Recorded data:

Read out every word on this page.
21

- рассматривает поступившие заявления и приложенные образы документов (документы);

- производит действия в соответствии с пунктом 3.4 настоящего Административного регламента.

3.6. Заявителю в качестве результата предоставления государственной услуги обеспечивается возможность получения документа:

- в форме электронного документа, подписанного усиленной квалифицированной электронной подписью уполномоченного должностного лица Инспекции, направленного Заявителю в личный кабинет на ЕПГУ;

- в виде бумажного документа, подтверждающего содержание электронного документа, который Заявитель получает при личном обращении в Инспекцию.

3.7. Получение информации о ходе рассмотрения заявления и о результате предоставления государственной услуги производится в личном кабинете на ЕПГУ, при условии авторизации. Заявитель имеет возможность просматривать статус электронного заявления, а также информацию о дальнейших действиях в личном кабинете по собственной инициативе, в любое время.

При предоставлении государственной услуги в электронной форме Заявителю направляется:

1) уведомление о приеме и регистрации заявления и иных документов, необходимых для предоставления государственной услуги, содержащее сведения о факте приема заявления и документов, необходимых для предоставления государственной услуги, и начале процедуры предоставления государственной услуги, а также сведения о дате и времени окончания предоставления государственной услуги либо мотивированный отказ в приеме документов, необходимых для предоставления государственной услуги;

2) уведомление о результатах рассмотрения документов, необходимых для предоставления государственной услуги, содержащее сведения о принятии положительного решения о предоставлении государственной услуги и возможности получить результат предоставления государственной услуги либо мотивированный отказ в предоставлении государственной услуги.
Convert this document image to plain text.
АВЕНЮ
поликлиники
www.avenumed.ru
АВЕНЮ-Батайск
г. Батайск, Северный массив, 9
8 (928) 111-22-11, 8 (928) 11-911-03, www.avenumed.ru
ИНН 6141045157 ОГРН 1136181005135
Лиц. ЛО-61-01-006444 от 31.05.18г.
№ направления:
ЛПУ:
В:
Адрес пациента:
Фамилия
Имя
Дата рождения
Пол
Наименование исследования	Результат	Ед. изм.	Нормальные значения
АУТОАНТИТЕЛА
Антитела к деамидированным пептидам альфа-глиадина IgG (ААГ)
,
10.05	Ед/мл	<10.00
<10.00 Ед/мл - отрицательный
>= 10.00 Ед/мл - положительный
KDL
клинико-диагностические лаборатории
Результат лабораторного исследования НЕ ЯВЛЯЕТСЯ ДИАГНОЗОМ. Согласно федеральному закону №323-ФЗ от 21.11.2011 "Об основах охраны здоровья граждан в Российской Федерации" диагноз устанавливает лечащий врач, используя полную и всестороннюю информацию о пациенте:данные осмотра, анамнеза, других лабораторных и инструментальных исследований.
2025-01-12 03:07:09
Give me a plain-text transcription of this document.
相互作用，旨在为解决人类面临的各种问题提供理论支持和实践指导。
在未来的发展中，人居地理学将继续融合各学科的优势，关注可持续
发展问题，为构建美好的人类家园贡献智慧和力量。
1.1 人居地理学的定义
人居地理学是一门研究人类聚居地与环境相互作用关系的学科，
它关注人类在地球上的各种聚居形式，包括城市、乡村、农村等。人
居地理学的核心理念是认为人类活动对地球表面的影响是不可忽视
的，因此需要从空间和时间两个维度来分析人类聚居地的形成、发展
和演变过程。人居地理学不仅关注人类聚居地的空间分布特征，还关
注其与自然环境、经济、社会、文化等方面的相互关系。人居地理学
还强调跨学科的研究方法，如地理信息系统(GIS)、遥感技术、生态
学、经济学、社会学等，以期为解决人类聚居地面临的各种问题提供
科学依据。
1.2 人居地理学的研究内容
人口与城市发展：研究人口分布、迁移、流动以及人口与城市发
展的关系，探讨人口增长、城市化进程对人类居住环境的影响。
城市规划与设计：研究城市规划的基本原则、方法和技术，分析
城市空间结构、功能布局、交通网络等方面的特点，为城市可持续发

## Exercise description
From the entries above, collect every line with the string "plain" in it.

## Finished answer
Convert this document image to plain text.
Give me a plain-text transcription of this document.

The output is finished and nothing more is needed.